Transcribe the listing word for word.

(Records from a data source)

============================================================

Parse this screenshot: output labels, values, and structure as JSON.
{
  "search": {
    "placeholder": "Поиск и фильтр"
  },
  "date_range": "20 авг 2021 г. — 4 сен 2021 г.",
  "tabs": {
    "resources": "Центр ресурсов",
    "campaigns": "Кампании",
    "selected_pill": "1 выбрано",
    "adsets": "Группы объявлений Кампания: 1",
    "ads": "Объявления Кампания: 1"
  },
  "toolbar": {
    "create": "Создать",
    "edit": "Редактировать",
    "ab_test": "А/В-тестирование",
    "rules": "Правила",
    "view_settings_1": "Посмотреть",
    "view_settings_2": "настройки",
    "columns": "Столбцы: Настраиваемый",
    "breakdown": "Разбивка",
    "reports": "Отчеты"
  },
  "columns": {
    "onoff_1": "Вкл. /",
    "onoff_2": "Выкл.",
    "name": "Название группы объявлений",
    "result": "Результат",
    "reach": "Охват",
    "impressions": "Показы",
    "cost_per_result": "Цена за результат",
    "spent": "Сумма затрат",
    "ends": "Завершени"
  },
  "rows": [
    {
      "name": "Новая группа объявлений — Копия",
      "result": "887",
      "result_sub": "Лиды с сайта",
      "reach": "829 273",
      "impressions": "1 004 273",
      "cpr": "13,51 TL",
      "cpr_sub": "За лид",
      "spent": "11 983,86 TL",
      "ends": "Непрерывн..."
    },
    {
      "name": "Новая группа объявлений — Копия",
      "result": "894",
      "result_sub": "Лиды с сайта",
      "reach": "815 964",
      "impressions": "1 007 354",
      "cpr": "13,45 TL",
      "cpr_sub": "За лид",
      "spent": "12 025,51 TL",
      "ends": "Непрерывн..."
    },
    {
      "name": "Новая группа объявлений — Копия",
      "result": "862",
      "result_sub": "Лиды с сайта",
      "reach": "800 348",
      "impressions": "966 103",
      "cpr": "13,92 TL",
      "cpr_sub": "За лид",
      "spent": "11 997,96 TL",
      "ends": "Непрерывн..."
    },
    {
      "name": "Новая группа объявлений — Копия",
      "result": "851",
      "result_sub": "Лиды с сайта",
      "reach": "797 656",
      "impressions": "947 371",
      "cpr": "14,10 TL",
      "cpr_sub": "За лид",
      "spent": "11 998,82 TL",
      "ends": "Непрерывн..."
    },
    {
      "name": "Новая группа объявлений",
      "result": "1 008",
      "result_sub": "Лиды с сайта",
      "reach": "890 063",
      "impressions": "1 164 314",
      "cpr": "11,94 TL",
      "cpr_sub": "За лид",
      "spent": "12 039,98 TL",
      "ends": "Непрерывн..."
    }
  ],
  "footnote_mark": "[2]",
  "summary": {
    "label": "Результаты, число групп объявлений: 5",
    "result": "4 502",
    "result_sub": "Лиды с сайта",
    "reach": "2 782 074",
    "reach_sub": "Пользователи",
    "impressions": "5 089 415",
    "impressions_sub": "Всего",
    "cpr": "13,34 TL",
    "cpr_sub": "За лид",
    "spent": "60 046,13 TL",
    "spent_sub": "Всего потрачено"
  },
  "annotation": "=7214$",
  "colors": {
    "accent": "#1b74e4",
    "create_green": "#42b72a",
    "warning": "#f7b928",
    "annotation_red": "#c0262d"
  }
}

============================================================

[Exercise solution]:
Parse this screenshot: output labels, values, and structure as JSON.
{
  "search": {
    "placeholder": "Поиск и фильтр"
  },
  "date_range": "20 авг 2021 г. — 4 сен 2021 г.",
  "tabs": {
    "resources": "Центр ресурсов",
    "campaigns": "Кампании",
    "selected_pill": "1 выбрано",
    "adsets": "Группы объявлений Кампания: 1",
    "ads": "Объявления Кампания: 1"
  },
  "toolbar": {
    "create": "Создать",
    "edit": "Редактировать",
    "ab_test": "А/В-тестирование",
    "rules": "Правила",
    "view_settings_1": "Посмотреть",
    "view_settings_2": "настройки",
    "columns": "Столбцы: Настраиваемый",
    "breakdown": "Разбивка",
    "reports": "Отчеты"
  },
  "columns": {
    "onoff_1": "Вкл. /",
    "onoff_2": "Выкл.",
    "name": "Название группы объявлений",
    "result": "Результат",
    "reach": "Охват",
    "impressions": "Показы",
    "cost_per_result": "Цена за результат",
    "spent": "Сумма затрат",
    "ends": "Завершени"
  },
  "rows": [
    {
      "name": "Новая группа объявлений — Копия",
      "result": "887",
      "result_sub": "Лиды с сайта",
      "reach": "829 273",
      "impressions": "1 004 273",
      "cpr": "13,51 TL",
      "cpr_sub": "За лид",
      "spent": "11 983,86 TL",
      "ends": "Непрерывн..."
    },
    {
      "name": "Новая группа объявлений — Копия",
      "result": "894",
      "result_sub": "Лиды с сайта",
      "reach": "815 964",
      "impressions": "1 007 354",
      "cpr": "13,45 TL",
      "cpr_sub": "За лид",
      "spent": "12 025,51 TL",
      "ends": "Непрерывн..."
    },
    {
      "name": "Новая группа объявлений — Копия",
      "result": "862",
      "result_sub": "Лиды с сайта",
      "reach": "800 348",
      "impressions": "966 103",
      "cpr": "13,92 TL",
      "cpr_sub": "За лид",
      "spent": "11 997,96 TL",
      "ends": "Непрерывн..."
    },
    {
      "name": "Новая группа объявлений — Копия",
      "result": "851",
      "result_sub": "Лиды с сайта",
      "reach": "797 656",
      "impressions": "947 371",
      "cpr": "14,10 TL",
      "cpr_sub": "За лид",
      "spent": "11 998,82 TL",
      "ends": "Непрерывн..."
    },
    {
      "name": "Новая группа объявлений",
      "result": "1 008",
      "result_sub": "Лиды с сайта",
      "reach": "890 063",
      "impressions": "1 164 314",
      "cpr": "11,94 TL",
      "cpr_sub": "За лид",
      "spent": "12 039,98 TL",
      "ends": "Непрерывн..."
    }
  ],
  "footnote_mark": "[2]",
  "summary": {
    "label": "Результаты, число групп объявлений: 5",
    "result": "4 502",
    "result_sub": "Лиды с сайта",
    "reach": "2 782 074",
    "reach_sub": "Пользователи",
    "impressions": "5 089 415",
    "impressions_sub": "Всего",
    "cpr": "13,34 TL",
    "cpr_sub": "За лид",
    "spent": "60 046,13 TL",
    "spent_sub": "Всего потрачено"
  },
  "annotation": "=7214$",
  "colors": {
    "accent": "#1b74e4",
    "create_green": "#42b72a",
    "warning": "#f7b928",
    "annotation_red": "#c0262d"
  }
}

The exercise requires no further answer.